• [What you need to do] Return the lines below that carry the word "experimental".

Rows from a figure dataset
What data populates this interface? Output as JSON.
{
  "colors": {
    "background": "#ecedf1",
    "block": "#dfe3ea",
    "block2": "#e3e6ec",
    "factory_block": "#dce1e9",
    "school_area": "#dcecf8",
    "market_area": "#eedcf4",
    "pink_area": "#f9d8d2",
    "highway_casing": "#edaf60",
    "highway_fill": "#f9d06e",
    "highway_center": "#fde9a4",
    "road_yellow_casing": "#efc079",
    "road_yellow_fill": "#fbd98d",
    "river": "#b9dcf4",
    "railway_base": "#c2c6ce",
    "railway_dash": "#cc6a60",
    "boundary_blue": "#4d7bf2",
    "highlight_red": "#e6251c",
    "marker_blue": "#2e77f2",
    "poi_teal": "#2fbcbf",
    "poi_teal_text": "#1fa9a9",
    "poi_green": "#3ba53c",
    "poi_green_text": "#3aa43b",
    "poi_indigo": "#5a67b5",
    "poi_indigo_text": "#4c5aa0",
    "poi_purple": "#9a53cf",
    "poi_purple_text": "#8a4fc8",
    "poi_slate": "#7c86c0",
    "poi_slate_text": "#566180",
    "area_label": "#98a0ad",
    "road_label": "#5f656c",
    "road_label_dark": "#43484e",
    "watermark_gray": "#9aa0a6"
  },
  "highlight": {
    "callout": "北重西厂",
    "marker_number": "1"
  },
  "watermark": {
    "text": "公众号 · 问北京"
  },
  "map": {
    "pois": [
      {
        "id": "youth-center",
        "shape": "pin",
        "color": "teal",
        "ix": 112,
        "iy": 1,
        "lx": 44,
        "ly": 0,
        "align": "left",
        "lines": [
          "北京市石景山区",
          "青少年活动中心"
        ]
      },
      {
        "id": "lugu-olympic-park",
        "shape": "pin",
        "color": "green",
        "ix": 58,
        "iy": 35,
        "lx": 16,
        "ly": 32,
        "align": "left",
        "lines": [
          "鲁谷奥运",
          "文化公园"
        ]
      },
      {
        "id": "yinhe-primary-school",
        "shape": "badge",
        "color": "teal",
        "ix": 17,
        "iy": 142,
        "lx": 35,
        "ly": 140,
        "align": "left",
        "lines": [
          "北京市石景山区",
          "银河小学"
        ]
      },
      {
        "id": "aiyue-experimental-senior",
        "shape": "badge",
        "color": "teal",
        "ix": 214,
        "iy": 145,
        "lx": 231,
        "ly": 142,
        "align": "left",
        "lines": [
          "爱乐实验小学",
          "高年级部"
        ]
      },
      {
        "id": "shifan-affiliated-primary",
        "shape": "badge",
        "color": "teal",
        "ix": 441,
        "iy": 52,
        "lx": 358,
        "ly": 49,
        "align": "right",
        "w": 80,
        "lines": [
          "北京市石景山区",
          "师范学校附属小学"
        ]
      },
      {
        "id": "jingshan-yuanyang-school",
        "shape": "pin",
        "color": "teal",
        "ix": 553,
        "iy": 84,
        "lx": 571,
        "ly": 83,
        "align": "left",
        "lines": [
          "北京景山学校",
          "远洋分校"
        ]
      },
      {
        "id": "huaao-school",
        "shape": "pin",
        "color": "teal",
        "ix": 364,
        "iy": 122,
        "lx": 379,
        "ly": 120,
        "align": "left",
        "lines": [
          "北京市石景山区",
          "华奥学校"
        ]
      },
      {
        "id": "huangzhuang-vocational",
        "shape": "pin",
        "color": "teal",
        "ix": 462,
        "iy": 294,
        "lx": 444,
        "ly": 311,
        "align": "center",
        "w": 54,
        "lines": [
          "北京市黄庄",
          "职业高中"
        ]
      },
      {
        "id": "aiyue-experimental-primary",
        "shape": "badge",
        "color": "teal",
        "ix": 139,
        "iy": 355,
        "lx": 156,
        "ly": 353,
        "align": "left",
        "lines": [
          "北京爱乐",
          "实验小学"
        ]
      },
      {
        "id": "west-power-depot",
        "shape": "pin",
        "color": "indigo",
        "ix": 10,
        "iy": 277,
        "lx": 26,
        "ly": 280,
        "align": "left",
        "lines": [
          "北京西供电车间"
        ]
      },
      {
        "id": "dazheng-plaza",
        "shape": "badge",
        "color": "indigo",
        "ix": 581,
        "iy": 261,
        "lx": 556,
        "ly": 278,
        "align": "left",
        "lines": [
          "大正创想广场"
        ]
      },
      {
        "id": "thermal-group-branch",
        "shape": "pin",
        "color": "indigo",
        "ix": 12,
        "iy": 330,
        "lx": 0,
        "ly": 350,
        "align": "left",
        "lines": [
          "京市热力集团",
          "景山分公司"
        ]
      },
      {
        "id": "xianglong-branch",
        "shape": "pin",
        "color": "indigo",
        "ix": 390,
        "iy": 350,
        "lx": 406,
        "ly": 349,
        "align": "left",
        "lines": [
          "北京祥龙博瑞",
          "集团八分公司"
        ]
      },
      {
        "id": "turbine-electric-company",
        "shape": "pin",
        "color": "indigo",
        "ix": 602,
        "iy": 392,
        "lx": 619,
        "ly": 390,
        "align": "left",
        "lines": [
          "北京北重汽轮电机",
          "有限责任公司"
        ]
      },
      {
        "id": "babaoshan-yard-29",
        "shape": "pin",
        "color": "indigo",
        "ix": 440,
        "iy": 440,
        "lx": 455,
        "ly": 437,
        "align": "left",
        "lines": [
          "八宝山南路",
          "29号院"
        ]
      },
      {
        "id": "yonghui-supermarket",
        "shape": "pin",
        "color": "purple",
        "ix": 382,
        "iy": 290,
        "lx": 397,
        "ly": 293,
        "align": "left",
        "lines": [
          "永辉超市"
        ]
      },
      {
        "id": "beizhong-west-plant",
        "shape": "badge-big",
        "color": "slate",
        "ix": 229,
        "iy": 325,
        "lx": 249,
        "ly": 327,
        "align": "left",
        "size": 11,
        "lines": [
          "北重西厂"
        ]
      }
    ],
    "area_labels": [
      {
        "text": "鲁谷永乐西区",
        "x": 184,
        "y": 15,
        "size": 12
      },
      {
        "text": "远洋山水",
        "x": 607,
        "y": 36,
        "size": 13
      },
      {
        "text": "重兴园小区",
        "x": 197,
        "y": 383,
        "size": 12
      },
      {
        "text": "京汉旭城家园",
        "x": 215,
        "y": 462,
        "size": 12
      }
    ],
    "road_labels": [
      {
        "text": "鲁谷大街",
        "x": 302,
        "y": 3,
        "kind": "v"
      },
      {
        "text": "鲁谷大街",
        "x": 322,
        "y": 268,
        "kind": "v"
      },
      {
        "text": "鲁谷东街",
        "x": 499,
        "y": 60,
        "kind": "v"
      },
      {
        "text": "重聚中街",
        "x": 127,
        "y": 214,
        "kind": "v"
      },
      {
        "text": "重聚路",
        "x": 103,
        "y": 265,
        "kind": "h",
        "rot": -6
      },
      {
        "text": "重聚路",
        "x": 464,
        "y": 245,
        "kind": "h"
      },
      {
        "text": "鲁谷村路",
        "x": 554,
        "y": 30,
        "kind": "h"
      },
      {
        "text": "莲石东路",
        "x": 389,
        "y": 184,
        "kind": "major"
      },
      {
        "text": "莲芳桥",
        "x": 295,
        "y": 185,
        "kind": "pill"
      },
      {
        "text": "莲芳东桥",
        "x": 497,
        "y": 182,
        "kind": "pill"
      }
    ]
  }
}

• [Full solution]
        "id": "aiyue-experimental-senior",
        "id": "aiyue-experimental-primary",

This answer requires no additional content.